Lines of data:
- - - - - - -

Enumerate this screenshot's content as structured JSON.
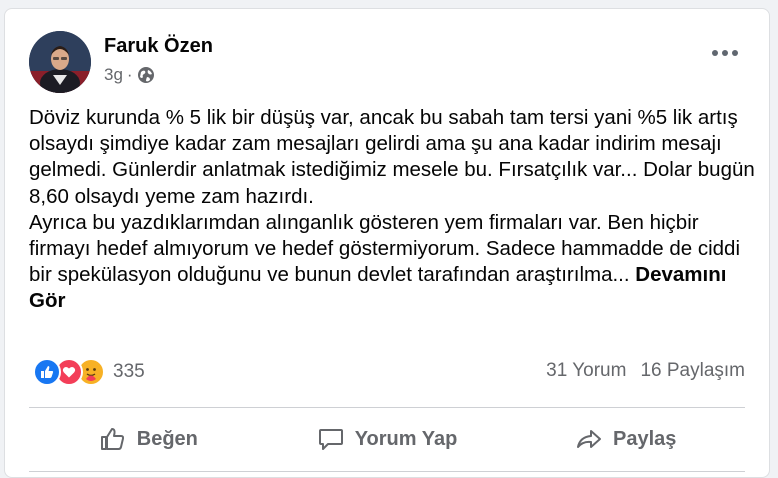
{
  "post": {
    "author_name": "Faruk Özen",
    "time": "3g",
    "separator": "·",
    "text": "Döviz kurunda % 5 lik bir düşüş var, ancak bu sabah tam tersi yani %5 lik artış olsaydı şimdiye kadar zam mesajları gelirdi ama şu ana kadar indirim mesajı gelmedi. Günlerdir anlatmak istediğimiz mesele bu. Fırsatçılık var... Dolar bugün 8,60 olsaydı yeme zam hazırdı.\nAyrıca bu yazdıklarımdan alınganlık gösteren yem firmaları var. Ben hiçbir firmayı hedef almıyorum ve hedef göstermiyorum. Sadece hammadde de ciddi bir spekülasyon olduğunu ve bunun devlet tarafından araştırılma... ",
    "see_more": "Devamını Gör"
  },
  "reactions": {
    "types": [
      "like-icon",
      "love-icon",
      "care-icon"
    ],
    "count": "335"
  },
  "stats": {
    "comments": "31 Yorum",
    "shares": "16 Paylaşım"
  },
  "actions": {
    "like": "Beğen",
    "comment": "Yorum Yap",
    "share": "Paylaş"
  },
  "colors": {
    "like_blue": "#1877f2",
    "love_red": "#f33e58",
    "care_yellow": "#f7b125",
    "secondary_text": "#65676b"
  }
}
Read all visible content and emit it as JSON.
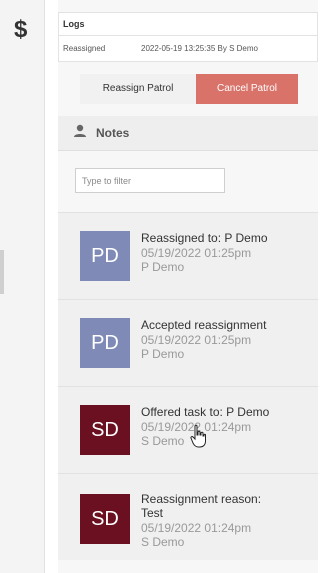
{
  "sidebar": {
    "icon_name": "dollar-icon",
    "icon_glyph": "$"
  },
  "logs": {
    "title": "Logs",
    "row": {
      "action": "Reassigned",
      "detail": "2022-05-19 13:25:35 By S Demo"
    }
  },
  "actions": {
    "reassign_label": "Reassign Patrol",
    "cancel_label": "Cancel Patrol"
  },
  "notes": {
    "title": "Notes",
    "filter_placeholder": "Type to filter",
    "items": [
      {
        "initials": "PD",
        "avatar_color": "#7f8bb6",
        "lines": [
          "Reassigned to: P Demo"
        ],
        "date": "05/19/2022 01:25pm",
        "author": "P Demo"
      },
      {
        "initials": "PD",
        "avatar_color": "#7f8bb6",
        "lines": [
          "Accepted reassignment"
        ],
        "date": "05/19/2022 01:25pm",
        "author": "P Demo"
      },
      {
        "initials": "SD",
        "avatar_color": "#6b1020",
        "lines": [
          "Offered task to: P Demo"
        ],
        "date": "05/19/2022 01:24pm",
        "author": "S Demo"
      },
      {
        "initials": "SD",
        "avatar_color": "#6b1020",
        "lines": [
          "Reassignment reason:",
          "Test"
        ],
        "date": "05/19/2022 01:24pm",
        "author": "S Demo"
      }
    ]
  },
  "colors": {
    "cancel_button": "#d9736a",
    "reassign_button": "#f1f1f1",
    "panel_bg": "#f7f7f7"
  }
}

- - - - - - -

Task objective:
Every line of the listing that holds "Demo" should be found and copied.

Result:
      "detail": "2022-05-19 13:25:35 By S Demo"
          "Reassigned to: P Demo"
        "author": "P Demo"
        "author": "P Demo"
          "Offered task to: P Demo"
        "author": "S Demo"
        "author": "S Demo"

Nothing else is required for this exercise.